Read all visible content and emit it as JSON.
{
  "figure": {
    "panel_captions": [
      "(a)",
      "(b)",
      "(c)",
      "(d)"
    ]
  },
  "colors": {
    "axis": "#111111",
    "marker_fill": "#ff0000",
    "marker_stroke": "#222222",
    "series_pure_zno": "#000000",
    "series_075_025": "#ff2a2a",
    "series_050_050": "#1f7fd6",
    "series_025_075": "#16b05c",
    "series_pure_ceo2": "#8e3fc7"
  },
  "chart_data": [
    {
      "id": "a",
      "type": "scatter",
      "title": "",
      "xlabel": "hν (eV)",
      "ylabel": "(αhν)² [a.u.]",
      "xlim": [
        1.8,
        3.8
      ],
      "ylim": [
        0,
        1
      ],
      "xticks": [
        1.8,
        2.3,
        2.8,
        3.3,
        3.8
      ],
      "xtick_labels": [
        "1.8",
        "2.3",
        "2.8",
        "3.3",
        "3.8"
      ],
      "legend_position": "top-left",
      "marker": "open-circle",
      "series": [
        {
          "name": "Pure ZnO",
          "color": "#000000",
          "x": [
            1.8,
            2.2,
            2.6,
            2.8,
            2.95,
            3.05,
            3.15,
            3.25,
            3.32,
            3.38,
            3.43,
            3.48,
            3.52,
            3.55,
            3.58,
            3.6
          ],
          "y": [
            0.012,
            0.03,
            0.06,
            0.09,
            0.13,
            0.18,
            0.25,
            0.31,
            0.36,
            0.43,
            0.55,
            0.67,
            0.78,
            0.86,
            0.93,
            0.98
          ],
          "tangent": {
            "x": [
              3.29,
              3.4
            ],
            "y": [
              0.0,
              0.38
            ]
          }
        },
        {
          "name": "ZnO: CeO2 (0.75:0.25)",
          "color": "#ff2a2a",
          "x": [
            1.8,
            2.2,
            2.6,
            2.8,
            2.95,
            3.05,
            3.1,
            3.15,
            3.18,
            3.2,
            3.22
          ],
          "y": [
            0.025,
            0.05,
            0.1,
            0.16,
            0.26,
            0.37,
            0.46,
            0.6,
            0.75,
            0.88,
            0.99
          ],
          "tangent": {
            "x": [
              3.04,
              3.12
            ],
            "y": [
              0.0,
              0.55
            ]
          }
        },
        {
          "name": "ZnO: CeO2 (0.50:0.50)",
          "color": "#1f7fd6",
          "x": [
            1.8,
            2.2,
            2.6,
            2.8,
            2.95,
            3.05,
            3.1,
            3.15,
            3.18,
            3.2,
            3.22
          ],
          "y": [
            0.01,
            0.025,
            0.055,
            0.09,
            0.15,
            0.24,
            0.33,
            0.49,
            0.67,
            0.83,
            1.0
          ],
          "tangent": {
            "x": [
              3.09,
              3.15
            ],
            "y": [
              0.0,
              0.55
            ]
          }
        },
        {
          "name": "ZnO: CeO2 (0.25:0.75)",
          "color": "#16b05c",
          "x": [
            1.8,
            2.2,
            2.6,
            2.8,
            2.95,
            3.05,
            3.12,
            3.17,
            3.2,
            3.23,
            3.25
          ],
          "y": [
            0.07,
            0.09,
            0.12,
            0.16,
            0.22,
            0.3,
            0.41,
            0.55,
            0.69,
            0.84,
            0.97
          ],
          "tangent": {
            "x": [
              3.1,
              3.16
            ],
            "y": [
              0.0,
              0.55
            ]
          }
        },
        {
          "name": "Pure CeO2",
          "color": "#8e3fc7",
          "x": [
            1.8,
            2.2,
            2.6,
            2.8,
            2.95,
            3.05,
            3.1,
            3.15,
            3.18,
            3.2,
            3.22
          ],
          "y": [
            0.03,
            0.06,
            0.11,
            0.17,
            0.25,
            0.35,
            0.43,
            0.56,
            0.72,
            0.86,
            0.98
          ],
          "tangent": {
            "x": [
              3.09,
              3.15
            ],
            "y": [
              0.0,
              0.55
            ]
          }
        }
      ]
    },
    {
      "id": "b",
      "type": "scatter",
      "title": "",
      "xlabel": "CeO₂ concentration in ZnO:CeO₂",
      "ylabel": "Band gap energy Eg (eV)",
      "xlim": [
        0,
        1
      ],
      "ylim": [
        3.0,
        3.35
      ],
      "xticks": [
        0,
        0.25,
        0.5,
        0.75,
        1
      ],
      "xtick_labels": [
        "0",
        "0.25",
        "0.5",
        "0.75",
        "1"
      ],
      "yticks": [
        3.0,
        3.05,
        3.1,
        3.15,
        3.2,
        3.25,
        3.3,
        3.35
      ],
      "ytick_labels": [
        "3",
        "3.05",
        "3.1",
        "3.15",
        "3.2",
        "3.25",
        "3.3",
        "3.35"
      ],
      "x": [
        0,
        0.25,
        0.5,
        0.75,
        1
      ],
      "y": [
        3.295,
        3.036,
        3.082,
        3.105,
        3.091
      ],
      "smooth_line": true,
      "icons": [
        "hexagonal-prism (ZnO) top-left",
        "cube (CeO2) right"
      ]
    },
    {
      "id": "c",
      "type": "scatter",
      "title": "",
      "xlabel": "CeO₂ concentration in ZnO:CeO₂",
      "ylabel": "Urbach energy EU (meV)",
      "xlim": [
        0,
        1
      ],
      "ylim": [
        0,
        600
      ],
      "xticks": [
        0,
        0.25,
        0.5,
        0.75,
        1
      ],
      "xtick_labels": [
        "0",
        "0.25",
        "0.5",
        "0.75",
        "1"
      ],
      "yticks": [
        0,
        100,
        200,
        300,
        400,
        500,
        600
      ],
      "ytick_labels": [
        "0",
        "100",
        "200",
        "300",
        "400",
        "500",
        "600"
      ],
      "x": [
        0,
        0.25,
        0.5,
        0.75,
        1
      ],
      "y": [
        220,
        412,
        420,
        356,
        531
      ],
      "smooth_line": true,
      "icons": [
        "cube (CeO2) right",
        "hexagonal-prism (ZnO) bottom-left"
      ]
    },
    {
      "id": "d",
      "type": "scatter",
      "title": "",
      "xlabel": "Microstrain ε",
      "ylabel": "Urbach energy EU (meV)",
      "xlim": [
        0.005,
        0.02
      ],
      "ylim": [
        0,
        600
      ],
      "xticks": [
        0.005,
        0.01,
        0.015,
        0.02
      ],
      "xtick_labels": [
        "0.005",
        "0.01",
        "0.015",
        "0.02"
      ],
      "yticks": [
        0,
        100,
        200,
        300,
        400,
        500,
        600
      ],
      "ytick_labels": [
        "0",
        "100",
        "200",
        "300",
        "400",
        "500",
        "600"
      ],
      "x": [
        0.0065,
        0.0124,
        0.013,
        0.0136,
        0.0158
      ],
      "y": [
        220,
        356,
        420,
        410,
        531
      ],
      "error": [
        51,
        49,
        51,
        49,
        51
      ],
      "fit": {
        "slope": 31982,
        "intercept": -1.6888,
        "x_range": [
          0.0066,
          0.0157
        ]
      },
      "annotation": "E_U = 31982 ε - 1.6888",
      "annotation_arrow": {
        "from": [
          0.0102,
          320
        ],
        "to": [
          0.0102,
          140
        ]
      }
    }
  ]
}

-- -- --

# [SHORT EXERCISE]
Repeat the lines above exactly.

# [THE OUTPUT]
Read all visible content and emit it as JSON.
{
  "figure": {
    "panel_captions": [
      "(a)",
      "(b)",
      "(c)",
      "(d)"
    ]
  },
  "colors": {
    "axis": "#111111",
    "marker_fill": "#ff0000",
    "marker_stroke": "#222222",
    "series_pure_zno": "#000000",
    "series_075_025": "#ff2a2a",
    "series_050_050": "#1f7fd6",
    "series_025_075": "#16b05c",
    "series_pure_ceo2": "#8e3fc7"
  },
  "chart_data": [
    {
      "id": "a",
      "type": "scatter",
      "title": "",
      "xlabel": "hν (eV)",
      "ylabel": "(αhν)² [a.u.]",
      "xlim": [
        1.8,
        3.8
      ],
      "ylim": [
        0,
        1
      ],
      "xticks": [
        1.8,
        2.3,
        2.8,
        3.3,
        3.8
      ],
      "xtick_labels": [
        "1.8",
        "2.3",
        "2.8",
        "3.3",
        "3.8"
      ],
      "legend_position": "top-left",
      "marker": "open-circle",
      "series": [
        {
          "name": "Pure ZnO",
          "color": "#000000",
          "x": [
            1.8,
            2.2,
            2.6,
            2.8,
            2.95,
            3.05,
            3.15,
            3.25,
            3.32,
            3.38,
            3.43,
            3.48,
            3.52,
            3.55,
            3.58,
            3.6
          ],
          "y": [
            0.012,
            0.03,
            0.06,
            0.09,
            0.13,
            0.18,
            0.25,
            0.31,
            0.36,
            0.43,
            0.55,
            0.67,
            0.78,
            0.86,
            0.93,
            0.98
          ],
          "tangent": {
            "x": [
              3.29,
              3.4
            ],
            "y": [
              0.0,
              0.38
            ]
          }
        },
        {
          "name": "ZnO: CeO2 (0.75:0.25)",
          "color": "#ff2a2a",
          "x": [
            1.8,
            2.2,
            2.6,
            2.8,
            2.95,
            3.05,
            3.1,
            3.15,
            3.18,
            3.2,
            3.22
          ],
          "y": [
            0.025,
            0.05,
            0.1,
            0.16,
            0.26,
            0.37,
            0.46,
            0.6,
            0.75,
            0.88,
            0.99
          ],
          "tangent": {
            "x": [
              3.04,
              3.12
            ],
            "y": [
              0.0,
              0.55
            ]
          }
        },
        {
          "name": "ZnO: CeO2 (0.50:0.50)",
          "color": "#1f7fd6",
          "x": [
            1.8,
            2.2,
            2.6,
            2.8,
            2.95,
            3.05,
            3.1,
            3.15,
            3.18,
            3.2,
            3.22
          ],
          "y": [
            0.01,
            0.025,
            0.055,
            0.09,
            0.15,
            0.24,
            0.33,
            0.49,
            0.67,
            0.83,
            1.0
          ],
          "tangent": {
            "x": [
              3.09,
              3.15
            ],
            "y": [
              0.0,
              0.55
            ]
          }
        },
        {
          "name": "ZnO: CeO2 (0.25:0.75)",
          "color": "#16b05c",
          "x": [
            1.8,
            2.2,
            2.6,
            2.8,
            2.95,
            3.05,
            3.12,
            3.17,
            3.2,
            3.23,
            3.25
          ],
          "y": [
            0.07,
            0.09,
            0.12,
            0.16,
            0.22,
            0.3,
            0.41,
            0.55,
            0.69,
            0.84,
            0.97
          ],
          "tangent": {
            "x": [
              3.1,
              3.16
            ],
            "y": [
              0.0,
              0.55
            ]
          }
        },
        {
          "name": "Pure CeO2",
          "color": "#8e3fc7",
          "x": [
            1.8,
            2.2,
            2.6,
            2.8,
            2.95,
            3.05,
            3.1,
            3.15,
            3.18,
            3.2,
            3.22
          ],
          "y": [
            0.03,
            0.06,
            0.11,
            0.17,
            0.25,
            0.35,
            0.43,
            0.56,
            0.72,
            0.86,
            0.98
          ],
          "tangent": {
            "x": [
              3.09,
              3.15
            ],
            "y": [
              0.0,
              0.55
            ]
          }
        }
      ]
    },
    {
      "id": "b",
      "type": "scatter",
      "title": "",
      "xlabel": "CeO₂ concentration in ZnO:CeO₂",
      "ylabel": "Band gap energy Eg (eV)",
      "xlim": [
        0,
        1
      ],
      "ylim": [
        3.0,
        3.35
      ],
      "xticks": [
        0,
        0.25,
        0.5,
        0.75,
        1
      ],
      "xtick_labels": [
        "0",
        "0.25",
        "0.5",
        "0.75",
        "1"
      ],
      "yticks": [
        3.0,
        3.05,
        3.1,
        3.15,
        3.2,
        3.25,
        3.3,
        3.35
      ],
      "ytick_labels": [
        "3",
        "3.05",
        "3.1",
        "3.15",
        "3.2",
        "3.25",
        "3.3",
        "3.35"
      ],
      "x": [
        0,
        0.25,
        0.5,
        0.75,
        1
      ],
      "y": [
        3.295,
        3.036,
        3.082,
        3.105,
        3.091
      ],
      "smooth_line": true,
      "icons": [
        "hexagonal-prism (ZnO) top-left",
        "cube (CeO2) right"
      ]
    },
    {
      "id": "c",
      "type": "scatter",
      "title": "",
      "xlabel": "CeO₂ concentration in ZnO:CeO₂",
      "ylabel": "Urbach energy EU (meV)",
      "xlim": [
        0,
        1
      ],
      "ylim": [
        0,
        600
      ],
      "xticks": [
        0,
        0.25,
        0.5,
        0.75,
        1
      ],
      "xtick_labels": [
        "0",
        "0.25",
        "0.5",
        "0.75",
        "1"
      ],
      "yticks": [
        0,
        100,
        200,
        300,
        400,
        500,
        600
      ],
      "ytick_labels": [
        "0",
        "100",
        "200",
        "300",
        "400",
        "500",
        "600"
      ],
      "x": [
        0,
        0.25,
        0.5,
        0.75,
        1
      ],
      "y": [
        220,
        412,
        420,
        356,
        531
      ],
      "smooth_line": true,
      "icons": [
        "cube (CeO2) right",
        "hexagonal-prism (ZnO) bottom-left"
      ]
    },
    {
      "id": "d",
      "type": "scatter",
      "title": "",
      "xlabel": "Microstrain ε",
      "ylabel": "Urbach energy EU (meV)",
      "xlim": [
        0.005,
        0.02
      ],
      "ylim": [
        0,
        600
      ],
      "xticks": [
        0.005,
        0.01,
        0.015,
        0.02
      ],
      "xtick_labels": [
        "0.005",
        "0.01",
        "0.015",
        "0.02"
      ],
      "yticks": [
        0,
        100,
        200,
        300,
        400,
        500,
        600
      ],
      "ytick_labels": [
        "0",
        "100",
        "200",
        "300",
        "400",
        "500",
        "600"
      ],
      "x": [
        0.0065,
        0.0124,
        0.013,
        0.0136,
        0.0158
      ],
      "y": [
        220,
        356,
        420,
        410,
        531
      ],
      "error": [
        51,
        49,
        51,
        49,
        51
      ],
      "fit": {
        "slope": 31982,
        "intercept": -1.6888,
        "x_range": [
          0.0066,
          0.0157
        ]
      },
      "annotation": "E_U = 31982 ε - 1.6888",
      "annotation_arrow": {
        "from": [
          0.0102,
          320
        ],
        "to": [
          0.0102,
          140
        ]
      }
    }
  ]
}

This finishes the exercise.